Saved entries:
»»
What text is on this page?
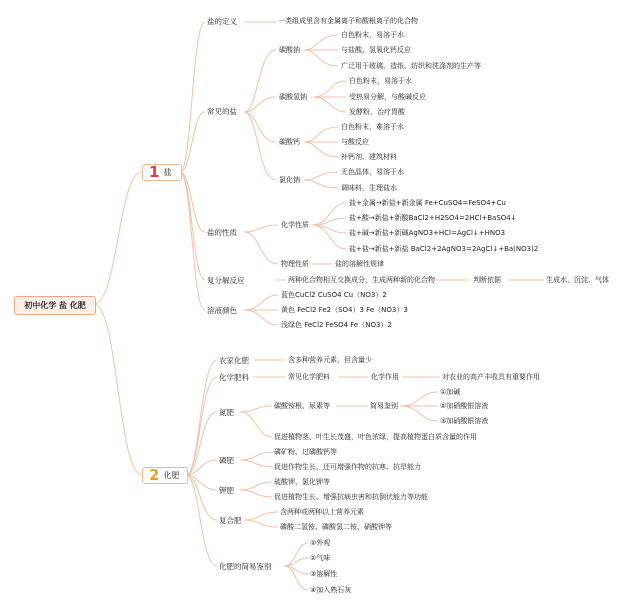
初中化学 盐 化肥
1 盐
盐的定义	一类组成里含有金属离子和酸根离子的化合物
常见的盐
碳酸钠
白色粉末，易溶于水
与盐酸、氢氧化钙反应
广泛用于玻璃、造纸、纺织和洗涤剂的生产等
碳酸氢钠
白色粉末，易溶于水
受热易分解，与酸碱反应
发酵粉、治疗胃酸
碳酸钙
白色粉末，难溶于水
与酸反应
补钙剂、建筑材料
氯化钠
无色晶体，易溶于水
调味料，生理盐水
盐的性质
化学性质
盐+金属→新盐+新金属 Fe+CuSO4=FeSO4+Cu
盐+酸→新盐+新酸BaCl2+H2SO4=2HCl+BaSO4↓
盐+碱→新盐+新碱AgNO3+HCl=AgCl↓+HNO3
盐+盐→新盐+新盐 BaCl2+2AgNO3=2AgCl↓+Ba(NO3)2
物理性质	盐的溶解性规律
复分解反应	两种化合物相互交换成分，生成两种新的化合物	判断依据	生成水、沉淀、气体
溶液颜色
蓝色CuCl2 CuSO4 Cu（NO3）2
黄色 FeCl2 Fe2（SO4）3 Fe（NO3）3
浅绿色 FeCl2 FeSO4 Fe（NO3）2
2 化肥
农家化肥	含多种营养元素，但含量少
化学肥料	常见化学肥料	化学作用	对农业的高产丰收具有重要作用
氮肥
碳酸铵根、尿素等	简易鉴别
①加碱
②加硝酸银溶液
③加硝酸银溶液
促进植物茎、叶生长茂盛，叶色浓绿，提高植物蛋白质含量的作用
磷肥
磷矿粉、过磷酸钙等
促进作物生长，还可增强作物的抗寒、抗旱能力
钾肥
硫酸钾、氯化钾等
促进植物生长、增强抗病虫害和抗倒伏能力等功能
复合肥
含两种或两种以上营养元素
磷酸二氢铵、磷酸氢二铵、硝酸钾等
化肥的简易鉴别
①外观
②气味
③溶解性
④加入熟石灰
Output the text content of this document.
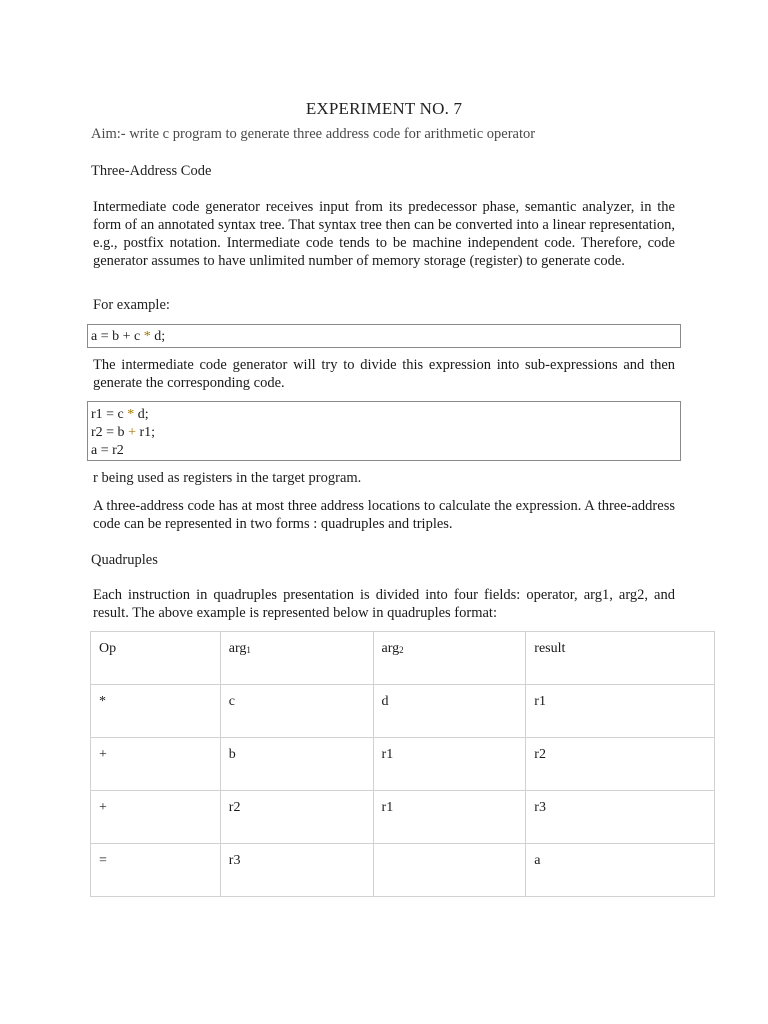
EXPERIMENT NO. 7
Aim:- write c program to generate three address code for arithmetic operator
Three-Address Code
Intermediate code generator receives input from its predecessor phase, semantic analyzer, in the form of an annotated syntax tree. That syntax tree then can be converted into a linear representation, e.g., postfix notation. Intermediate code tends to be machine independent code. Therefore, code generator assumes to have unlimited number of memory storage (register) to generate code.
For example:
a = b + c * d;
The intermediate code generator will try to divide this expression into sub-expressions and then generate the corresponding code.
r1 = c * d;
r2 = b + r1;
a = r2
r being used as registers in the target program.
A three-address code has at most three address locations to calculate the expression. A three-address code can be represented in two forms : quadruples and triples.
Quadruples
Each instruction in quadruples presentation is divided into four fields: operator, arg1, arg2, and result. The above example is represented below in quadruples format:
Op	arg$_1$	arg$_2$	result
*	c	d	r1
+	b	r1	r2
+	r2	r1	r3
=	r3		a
««
▶ BRIEF: Write down the number of lines where the word "program" appears, and nothing further.

▶ SOLUTION TO THIS PROBLEM: 2